_Dataset entries_
···
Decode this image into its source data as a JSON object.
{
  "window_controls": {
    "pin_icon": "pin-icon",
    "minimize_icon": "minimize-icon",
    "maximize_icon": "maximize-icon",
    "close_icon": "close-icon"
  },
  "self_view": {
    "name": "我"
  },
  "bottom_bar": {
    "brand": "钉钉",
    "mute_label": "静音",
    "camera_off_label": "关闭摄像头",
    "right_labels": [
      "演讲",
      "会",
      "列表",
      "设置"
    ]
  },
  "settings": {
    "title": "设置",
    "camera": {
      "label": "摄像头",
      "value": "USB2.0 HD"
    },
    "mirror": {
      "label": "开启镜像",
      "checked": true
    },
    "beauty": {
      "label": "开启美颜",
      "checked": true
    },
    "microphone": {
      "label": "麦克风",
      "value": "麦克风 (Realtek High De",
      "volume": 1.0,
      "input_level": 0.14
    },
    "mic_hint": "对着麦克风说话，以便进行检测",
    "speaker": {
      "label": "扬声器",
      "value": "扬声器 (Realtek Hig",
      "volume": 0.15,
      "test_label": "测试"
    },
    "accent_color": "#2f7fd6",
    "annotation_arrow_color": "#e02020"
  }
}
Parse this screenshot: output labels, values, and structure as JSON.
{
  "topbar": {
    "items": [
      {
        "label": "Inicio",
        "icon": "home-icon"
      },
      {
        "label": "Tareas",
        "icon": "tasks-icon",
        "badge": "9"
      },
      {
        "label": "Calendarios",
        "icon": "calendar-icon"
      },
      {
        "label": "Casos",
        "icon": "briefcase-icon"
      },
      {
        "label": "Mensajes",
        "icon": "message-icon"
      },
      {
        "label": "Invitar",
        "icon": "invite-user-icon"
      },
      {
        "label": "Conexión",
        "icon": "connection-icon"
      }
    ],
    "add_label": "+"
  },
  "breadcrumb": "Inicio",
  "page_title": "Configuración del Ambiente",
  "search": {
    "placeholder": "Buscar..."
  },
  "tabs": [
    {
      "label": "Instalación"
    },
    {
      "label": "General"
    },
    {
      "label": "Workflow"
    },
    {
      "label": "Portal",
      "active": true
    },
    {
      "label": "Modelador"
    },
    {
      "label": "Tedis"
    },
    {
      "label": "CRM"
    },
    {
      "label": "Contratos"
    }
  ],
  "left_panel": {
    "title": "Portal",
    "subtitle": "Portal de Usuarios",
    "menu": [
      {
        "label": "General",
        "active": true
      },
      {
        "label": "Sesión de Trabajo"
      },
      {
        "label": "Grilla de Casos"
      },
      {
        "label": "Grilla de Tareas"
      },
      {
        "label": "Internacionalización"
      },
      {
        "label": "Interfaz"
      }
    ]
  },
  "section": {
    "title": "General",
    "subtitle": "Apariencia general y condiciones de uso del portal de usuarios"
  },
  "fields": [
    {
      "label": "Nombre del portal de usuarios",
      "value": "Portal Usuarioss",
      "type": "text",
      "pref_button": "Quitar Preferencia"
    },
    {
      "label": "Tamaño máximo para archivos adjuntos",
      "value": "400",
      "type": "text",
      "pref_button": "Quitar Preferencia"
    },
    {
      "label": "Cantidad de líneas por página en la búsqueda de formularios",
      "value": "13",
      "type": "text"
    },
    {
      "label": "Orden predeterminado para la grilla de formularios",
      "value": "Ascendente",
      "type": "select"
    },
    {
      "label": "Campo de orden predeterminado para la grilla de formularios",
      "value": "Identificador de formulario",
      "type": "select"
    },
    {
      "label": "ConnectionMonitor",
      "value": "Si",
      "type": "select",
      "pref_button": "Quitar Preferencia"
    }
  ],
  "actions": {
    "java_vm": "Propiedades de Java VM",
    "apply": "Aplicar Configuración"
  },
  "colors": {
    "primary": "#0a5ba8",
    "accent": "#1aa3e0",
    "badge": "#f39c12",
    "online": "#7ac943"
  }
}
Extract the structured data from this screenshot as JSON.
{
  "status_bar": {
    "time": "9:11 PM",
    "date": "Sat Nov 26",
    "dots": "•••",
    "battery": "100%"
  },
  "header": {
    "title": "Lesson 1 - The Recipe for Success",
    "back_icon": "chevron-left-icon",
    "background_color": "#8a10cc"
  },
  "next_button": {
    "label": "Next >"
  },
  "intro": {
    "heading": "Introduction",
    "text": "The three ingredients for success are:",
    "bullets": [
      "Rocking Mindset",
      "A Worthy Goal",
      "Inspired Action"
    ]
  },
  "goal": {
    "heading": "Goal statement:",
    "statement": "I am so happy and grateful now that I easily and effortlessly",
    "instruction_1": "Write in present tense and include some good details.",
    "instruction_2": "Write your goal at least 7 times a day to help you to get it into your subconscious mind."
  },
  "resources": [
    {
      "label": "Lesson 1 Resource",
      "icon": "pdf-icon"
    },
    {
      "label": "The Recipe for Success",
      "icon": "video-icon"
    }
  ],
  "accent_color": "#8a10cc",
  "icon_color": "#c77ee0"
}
···
_Given instruction_
Extract every line above containing the word "subtitle".

_Answer to the problem_
    "subtitle": "Portal de Usuarios",
    "subtitle": "Apariencia general y condiciones de uso del portal de usuarios"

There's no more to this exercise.